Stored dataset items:
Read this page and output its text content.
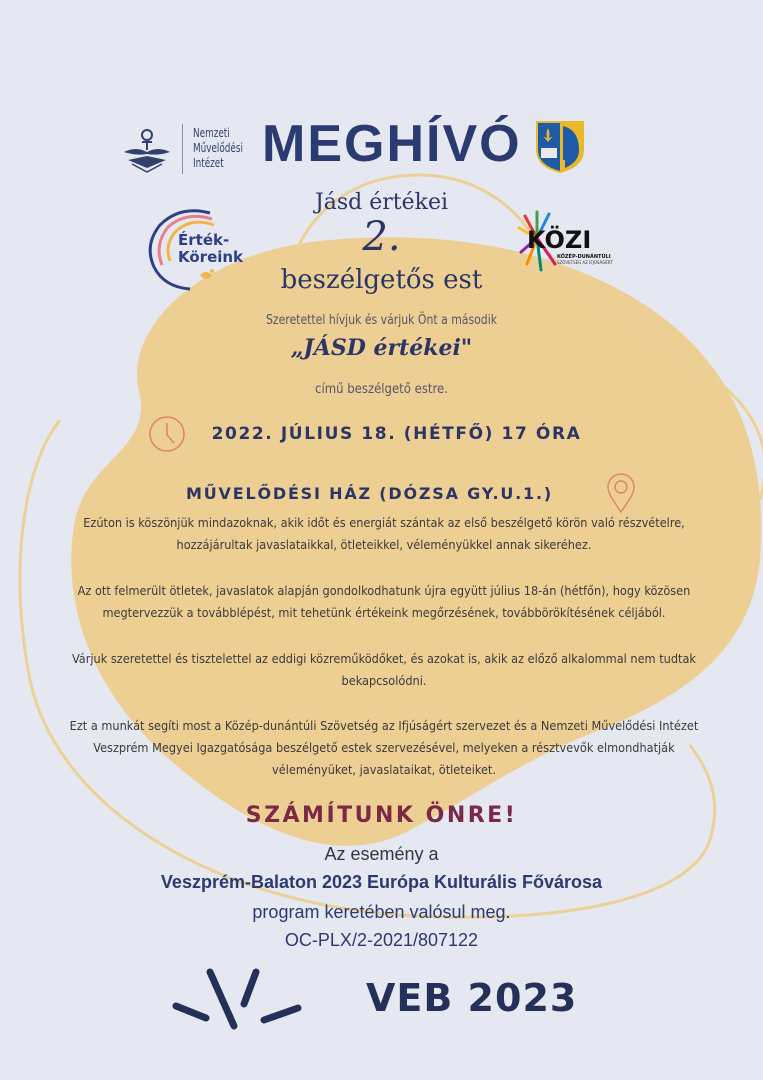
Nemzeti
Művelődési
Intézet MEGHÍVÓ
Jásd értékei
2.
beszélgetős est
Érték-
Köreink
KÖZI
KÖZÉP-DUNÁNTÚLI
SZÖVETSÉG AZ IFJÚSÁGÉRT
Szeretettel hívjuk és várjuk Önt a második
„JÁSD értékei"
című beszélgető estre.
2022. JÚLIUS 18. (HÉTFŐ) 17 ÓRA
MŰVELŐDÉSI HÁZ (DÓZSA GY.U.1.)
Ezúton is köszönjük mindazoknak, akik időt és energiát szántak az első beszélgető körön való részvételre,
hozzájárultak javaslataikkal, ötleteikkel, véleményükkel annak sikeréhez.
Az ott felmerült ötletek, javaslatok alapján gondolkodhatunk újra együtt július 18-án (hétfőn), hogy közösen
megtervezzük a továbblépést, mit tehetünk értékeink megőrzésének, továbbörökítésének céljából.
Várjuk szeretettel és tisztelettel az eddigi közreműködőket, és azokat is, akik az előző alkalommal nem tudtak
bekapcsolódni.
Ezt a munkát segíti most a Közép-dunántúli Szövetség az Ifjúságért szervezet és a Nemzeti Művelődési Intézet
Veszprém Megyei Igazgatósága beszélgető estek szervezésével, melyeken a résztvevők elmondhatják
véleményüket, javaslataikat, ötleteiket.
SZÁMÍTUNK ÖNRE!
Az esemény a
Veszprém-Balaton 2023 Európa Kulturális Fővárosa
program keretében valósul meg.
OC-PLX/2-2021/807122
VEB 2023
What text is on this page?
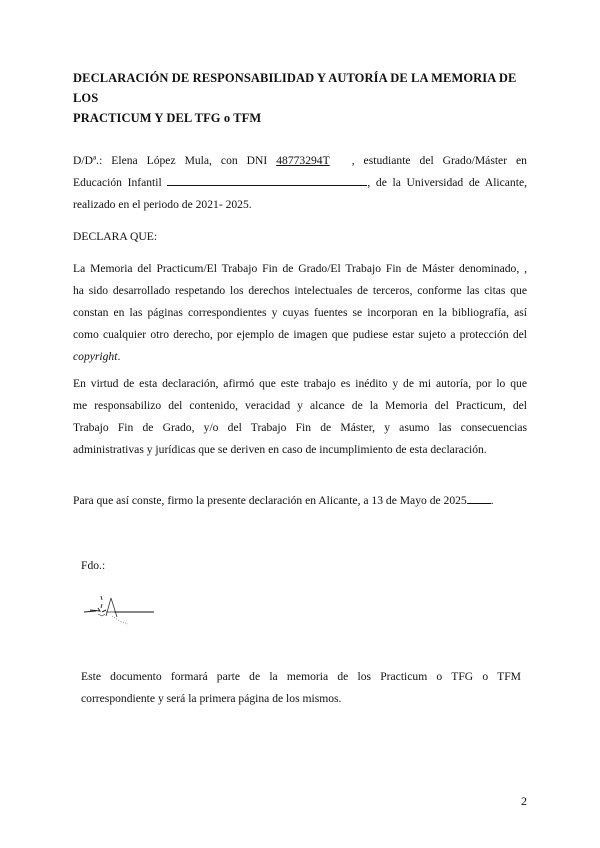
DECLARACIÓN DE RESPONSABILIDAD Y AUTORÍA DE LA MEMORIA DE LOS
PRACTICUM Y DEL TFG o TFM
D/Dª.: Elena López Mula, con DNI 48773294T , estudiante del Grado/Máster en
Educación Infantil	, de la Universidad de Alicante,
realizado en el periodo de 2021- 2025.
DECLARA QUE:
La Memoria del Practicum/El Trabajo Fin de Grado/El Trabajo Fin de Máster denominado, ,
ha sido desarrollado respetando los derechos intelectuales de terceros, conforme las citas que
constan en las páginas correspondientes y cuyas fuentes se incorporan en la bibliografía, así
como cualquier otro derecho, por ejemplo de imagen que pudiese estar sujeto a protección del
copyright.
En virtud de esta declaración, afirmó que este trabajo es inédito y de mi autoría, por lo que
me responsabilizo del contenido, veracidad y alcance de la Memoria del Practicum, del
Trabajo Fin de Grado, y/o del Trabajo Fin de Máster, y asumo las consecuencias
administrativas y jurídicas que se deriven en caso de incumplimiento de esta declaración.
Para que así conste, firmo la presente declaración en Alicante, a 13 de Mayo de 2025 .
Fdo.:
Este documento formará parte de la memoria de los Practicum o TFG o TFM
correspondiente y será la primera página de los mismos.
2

--

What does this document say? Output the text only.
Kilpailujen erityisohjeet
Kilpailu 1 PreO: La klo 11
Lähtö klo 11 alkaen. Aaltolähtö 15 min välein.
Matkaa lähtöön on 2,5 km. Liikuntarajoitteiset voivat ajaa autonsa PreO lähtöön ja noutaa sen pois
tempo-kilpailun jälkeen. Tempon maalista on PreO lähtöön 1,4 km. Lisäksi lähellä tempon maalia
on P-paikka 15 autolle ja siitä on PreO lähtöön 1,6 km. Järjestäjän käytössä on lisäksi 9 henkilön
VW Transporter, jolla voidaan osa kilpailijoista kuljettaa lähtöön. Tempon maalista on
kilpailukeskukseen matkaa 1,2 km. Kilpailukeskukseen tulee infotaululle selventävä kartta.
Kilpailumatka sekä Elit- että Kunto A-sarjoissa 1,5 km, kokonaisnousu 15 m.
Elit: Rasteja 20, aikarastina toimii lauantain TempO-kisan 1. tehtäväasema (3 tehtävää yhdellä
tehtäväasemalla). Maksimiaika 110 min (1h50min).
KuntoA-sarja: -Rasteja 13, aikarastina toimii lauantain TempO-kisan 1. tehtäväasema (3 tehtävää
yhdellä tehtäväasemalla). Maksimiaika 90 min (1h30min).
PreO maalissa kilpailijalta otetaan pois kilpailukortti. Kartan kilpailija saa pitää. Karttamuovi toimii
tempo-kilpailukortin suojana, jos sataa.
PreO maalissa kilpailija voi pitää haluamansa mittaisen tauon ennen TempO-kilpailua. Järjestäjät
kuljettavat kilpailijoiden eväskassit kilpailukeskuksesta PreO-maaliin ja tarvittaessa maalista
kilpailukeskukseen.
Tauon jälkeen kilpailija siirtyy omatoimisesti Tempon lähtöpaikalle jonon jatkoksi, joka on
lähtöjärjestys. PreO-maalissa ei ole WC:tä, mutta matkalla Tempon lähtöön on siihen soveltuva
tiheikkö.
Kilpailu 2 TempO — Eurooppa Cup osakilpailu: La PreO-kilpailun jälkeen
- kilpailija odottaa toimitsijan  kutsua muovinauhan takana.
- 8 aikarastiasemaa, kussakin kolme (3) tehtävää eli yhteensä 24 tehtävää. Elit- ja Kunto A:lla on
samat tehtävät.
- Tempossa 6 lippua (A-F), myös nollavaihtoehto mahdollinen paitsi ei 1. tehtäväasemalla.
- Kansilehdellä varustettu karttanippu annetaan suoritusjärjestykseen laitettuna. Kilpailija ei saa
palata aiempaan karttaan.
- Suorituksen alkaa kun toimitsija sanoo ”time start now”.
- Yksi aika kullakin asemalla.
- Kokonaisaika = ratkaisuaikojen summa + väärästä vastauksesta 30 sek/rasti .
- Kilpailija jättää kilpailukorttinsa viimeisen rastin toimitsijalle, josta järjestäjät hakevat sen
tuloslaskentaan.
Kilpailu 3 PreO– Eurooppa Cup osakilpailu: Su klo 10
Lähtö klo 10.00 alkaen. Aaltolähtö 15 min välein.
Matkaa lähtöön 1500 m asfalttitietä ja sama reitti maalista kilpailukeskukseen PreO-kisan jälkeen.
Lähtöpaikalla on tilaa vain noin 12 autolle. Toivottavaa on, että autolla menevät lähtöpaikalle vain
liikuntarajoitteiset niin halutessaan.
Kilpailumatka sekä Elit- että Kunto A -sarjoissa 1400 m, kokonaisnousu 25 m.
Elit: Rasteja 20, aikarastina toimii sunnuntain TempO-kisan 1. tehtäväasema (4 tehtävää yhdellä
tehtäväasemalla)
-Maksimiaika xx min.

* _TO DO_
Return each line where "lähtöpaikalle" shows up.

* _RESPONSE TO THIS TASK_
Tauon jälkeen kilpailija siirtyy omatoimisesti Tempon lähtöpaikalle jonon jatkoksi, joka on
Lähtöpaikalla on tilaa vain noin 12 autolle. Toivottavaa on, että autolla menevät lähtöpaikalle vain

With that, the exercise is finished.